* Data records:
------------

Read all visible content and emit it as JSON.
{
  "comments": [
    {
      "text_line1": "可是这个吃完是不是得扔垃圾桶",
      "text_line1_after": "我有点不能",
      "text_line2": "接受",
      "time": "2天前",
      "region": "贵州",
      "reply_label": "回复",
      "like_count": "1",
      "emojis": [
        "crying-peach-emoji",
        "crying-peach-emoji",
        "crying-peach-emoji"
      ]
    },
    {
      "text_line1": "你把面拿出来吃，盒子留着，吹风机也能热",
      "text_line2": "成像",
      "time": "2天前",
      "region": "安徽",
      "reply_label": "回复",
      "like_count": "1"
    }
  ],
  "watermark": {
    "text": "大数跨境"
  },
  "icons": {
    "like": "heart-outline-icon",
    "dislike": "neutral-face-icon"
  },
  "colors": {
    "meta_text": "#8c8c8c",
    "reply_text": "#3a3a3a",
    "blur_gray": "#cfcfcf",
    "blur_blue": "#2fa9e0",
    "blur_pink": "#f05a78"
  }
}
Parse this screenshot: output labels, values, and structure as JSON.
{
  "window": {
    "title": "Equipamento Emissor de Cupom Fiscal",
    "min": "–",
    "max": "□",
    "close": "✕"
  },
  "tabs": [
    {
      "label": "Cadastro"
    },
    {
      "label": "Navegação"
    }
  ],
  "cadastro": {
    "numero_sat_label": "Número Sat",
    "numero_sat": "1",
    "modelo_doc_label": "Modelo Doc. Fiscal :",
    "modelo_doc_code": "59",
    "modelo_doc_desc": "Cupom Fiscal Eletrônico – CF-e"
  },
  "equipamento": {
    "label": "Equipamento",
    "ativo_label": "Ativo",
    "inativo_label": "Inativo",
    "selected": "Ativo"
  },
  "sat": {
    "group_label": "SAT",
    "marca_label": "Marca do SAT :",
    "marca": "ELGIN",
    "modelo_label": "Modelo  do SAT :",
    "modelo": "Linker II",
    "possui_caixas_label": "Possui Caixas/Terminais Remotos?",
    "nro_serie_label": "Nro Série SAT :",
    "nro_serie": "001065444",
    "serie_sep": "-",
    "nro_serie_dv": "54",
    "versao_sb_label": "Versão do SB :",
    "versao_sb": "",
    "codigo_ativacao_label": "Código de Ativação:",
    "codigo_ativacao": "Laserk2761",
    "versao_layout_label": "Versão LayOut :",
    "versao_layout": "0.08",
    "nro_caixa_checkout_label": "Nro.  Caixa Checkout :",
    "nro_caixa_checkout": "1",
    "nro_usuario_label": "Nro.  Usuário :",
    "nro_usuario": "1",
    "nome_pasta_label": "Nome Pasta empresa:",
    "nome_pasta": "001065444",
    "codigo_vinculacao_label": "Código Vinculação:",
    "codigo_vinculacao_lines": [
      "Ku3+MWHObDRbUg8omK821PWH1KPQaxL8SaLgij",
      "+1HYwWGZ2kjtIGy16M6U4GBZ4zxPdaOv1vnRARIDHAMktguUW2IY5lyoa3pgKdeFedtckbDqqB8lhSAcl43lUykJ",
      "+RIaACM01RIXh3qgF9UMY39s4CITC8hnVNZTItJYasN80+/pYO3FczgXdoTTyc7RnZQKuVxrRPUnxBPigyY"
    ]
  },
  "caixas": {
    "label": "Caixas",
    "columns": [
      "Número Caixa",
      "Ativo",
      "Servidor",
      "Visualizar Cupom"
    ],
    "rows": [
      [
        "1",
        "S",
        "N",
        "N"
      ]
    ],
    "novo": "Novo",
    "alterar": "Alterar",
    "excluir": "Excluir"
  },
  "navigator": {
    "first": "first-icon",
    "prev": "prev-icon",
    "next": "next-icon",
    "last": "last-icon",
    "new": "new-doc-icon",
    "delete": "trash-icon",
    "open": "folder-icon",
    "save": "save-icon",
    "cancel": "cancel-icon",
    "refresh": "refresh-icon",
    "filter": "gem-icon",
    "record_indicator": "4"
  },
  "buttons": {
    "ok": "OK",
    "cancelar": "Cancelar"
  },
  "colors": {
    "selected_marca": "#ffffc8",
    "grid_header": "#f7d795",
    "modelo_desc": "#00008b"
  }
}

------------

* What to do:
Retype the records in full. Keep every line identical to the original.

* Answer for the task:
Read all visible content and emit it as JSON.
{
  "comments": [
    {
      "text_line1": "可是这个吃完是不是得扔垃圾桶",
      "text_line1_after": "我有点不能",
      "text_line2": "接受",
      "time": "2天前",
      "region": "贵州",
      "reply_label": "回复",
      "like_count": "1",
      "emojis": [
        "crying-peach-emoji",
        "crying-peach-emoji",
        "crying-peach-emoji"
      ]
    },
    {
      "text_line1": "你把面拿出来吃，盒子留着，吹风机也能热",
      "text_line2": "成像",
      "time": "2天前",
      "region": "安徽",
      "reply_label": "回复",
      "like_count": "1"
    }
  ],
  "watermark": {
    "text": "大数跨境"
  },
  "icons": {
    "like": "heart-outline-icon",
    "dislike": "neutral-face-icon"
  },
  "colors": {
    "meta_text": "#8c8c8c",
    "reply_text": "#3a3a3a",
    "blur_gray": "#cfcfcf",
    "blur_blue": "#2fa9e0",
    "blur_pink": "#f05a78"
  }
}
Parse this screenshot: output labels, values, and structure as JSON.
{
  "window": {
    "title": "Equipamento Emissor de Cupom Fiscal",
    "min": "–",
    "max": "□",
    "close": "✕"
  },
  "tabs": [
    {
      "label": "Cadastro"
    },
    {
      "label": "Navegação"
    }
  ],
  "cadastro": {
    "numero_sat_label": "Número Sat",
    "numero_sat": "1",
    "modelo_doc_label": "Modelo Doc. Fiscal :",
    "modelo_doc_code": "59",
    "modelo_doc_desc": "Cupom Fiscal Eletrônico – CF-e"
  },
  "equipamento": {
    "label": "Equipamento",
    "ativo_label": "Ativo",
    "inativo_label": "Inativo",
    "selected": "Ativo"
  },
  "sat": {
    "group_label": "SAT",
    "marca_label": "Marca do SAT :",
    "marca": "ELGIN",
    "modelo_label": "Modelo  do SAT :",
    "modelo": "Linker II",
    "possui_caixas_label": "Possui Caixas/Terminais Remotos?",
    "nro_serie_label": "Nro Série SAT :",
    "nro_serie": "001065444",
    "serie_sep": "-",
    "nro_serie_dv": "54",
    "versao_sb_label": "Versão do SB :",
    "versao_sb": "",
    "codigo_ativacao_label": "Código de Ativação:",
    "codigo_ativacao": "Laserk2761",
    "versao_layout_label": "Versão LayOut :",
    "versao_layout": "0.08",
    "nro_caixa_checkout_label": "Nro.  Caixa Checkout :",
    "nro_caixa_checkout": "1",
    "nro_usuario_label": "Nro.  Usuário :",
    "nro_usuario": "1",
    "nome_pasta_label": "Nome Pasta empresa:",
    "nome_pasta": "001065444",
    "codigo_vinculacao_label": "Código Vinculação:",
    "codigo_vinculacao_lines": [
      "Ku3+MWHObDRbUg8omK821PWH1KPQaxL8SaLgij",
      "+1HYwWGZ2kjtIGy16M6U4GBZ4zxPdaOv1vnRARIDHAMktguUW2IY5lyoa3pgKdeFedtckbDqqB8lhSAcl43lUykJ",
      "+RIaACM01RIXh3qgF9UMY39s4CITC8hnVNZTItJYasN80+/pYO3FczgXdoTTyc7RnZQKuVxrRPUnxBPigyY"
    ]
  },
  "caixas": {
    "label": "Caixas",
    "columns": [
      "Número Caixa",
      "Ativo",
      "Servidor",
      "Visualizar Cupom"
    ],
    "rows": [
      [
        "1",
        "S",
        "N",
        "N"
      ]
    ],
    "novo": "Novo",
    "alterar": "Alterar",
    "excluir": "Excluir"
  },
  "navigator": {
    "first": "first-icon",
    "prev": "prev-icon",
    "next": "next-icon",
    "last": "last-icon",
    "new": "new-doc-icon",
    "delete": "trash-icon",
    "open": "folder-icon",
    "save": "save-icon",
    "cancel": "cancel-icon",
    "refresh": "refresh-icon",
    "filter": "gem-icon",
    "record_indicator": "4"
  },
  "buttons": {
    "ok": "OK",
    "cancelar": "Cancelar"
  },
  "colors": {
    "selected_marca": "#ffffc8",
    "grid_header": "#f7d795",
    "modelo_desc": "#00008b"
  }
}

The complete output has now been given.